Dataset rows about figures

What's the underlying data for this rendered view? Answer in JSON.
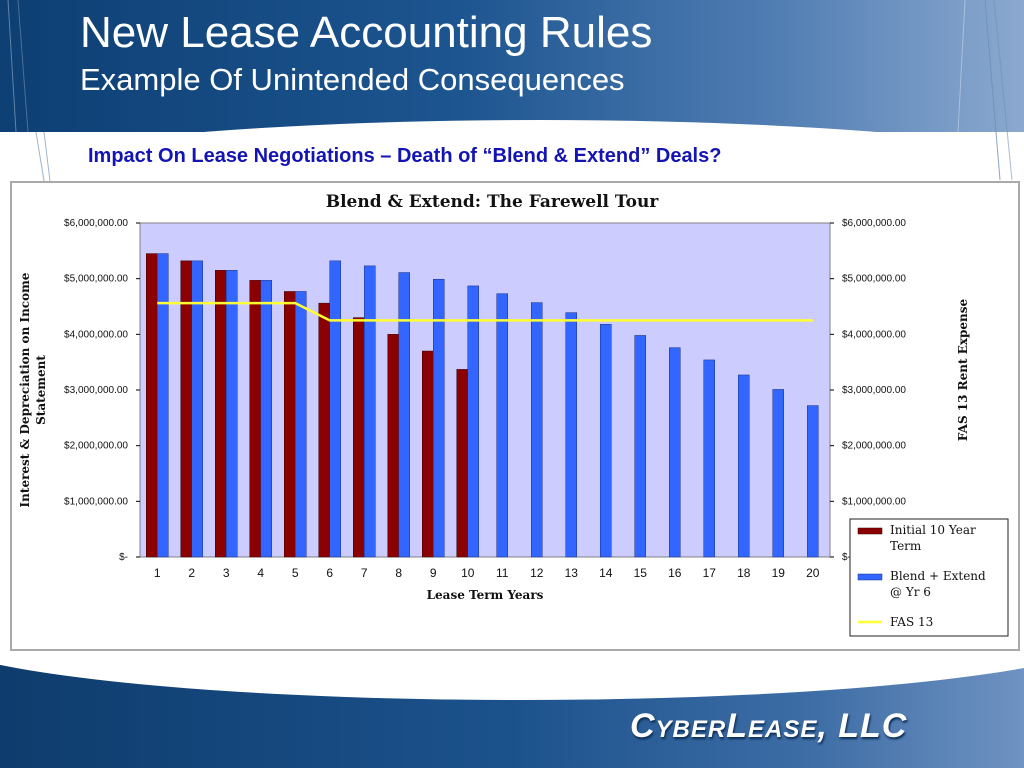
{
  "slide": {
    "title": "New Lease Accounting Rules",
    "subtitle": "Example Of Unintended Consequences",
    "heading": "Impact On Lease Negotiations – Death of “Blend & Extend” Deals?",
    "brand": "CyberLease, LLC"
  },
  "colors": {
    "initial_bar": "#8b0000",
    "blend_bar": "#3366ff",
    "fas13_line": "#ffff33",
    "plot_background": "#ccccff",
    "heading": "#1414b4"
  },
  "chart_data": {
    "type": "bar",
    "title": "Blend & Extend:  The Farewell Tour",
    "xlabel": "Lease Term Years",
    "ylabel": "Interest & Depreciation on Income Statement",
    "y2label": "FAS 13 Rent Expense",
    "categories": [
      "1",
      "2",
      "3",
      "4",
      "5",
      "6",
      "7",
      "8",
      "9",
      "10",
      "11",
      "12",
      "13",
      "14",
      "15",
      "16",
      "17",
      "18",
      "19",
      "20"
    ],
    "ylim": [
      0,
      6000000
    ],
    "yticks": [
      "$-",
      "$1,000,000.00",
      "$2,000,000.00",
      "$3,000,000.00",
      "$4,000,000.00",
      "$5,000,000.00",
      "$6,000,000.00"
    ],
    "grid": false,
    "legend_position": "bottom-right",
    "series": [
      {
        "name": "Initial 10 Year Term",
        "kind": "bar",
        "values": [
          5450000,
          5320000,
          5150000,
          4970000,
          4770000,
          4560000,
          4300000,
          4000000,
          3700000,
          3370000,
          null,
          null,
          null,
          null,
          null,
          null,
          null,
          null,
          null,
          null
        ]
      },
      {
        "name": "Blend + Extend @ Yr 6",
        "kind": "bar",
        "values": [
          5450000,
          5320000,
          5150000,
          4970000,
          4770000,
          5320000,
          5230000,
          5110000,
          4990000,
          4870000,
          4730000,
          4570000,
          4390000,
          4180000,
          3980000,
          3760000,
          3540000,
          3270000,
          3010000,
          2720000
        ]
      },
      {
        "name": "FAS 13",
        "kind": "line",
        "values": [
          4560000,
          4560000,
          4560000,
          4560000,
          4560000,
          4250000,
          4250000,
          4250000,
          4250000,
          4250000,
          4250000,
          4250000,
          4250000,
          4250000,
          4250000,
          4250000,
          4250000,
          4250000,
          4250000,
          4250000
        ]
      }
    ]
  }
}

#### [WHAT IS REQUIRED]
How many lines of the data hold the string "Term"? Reply with the number alone.

#### [WORKED ANSWER]
2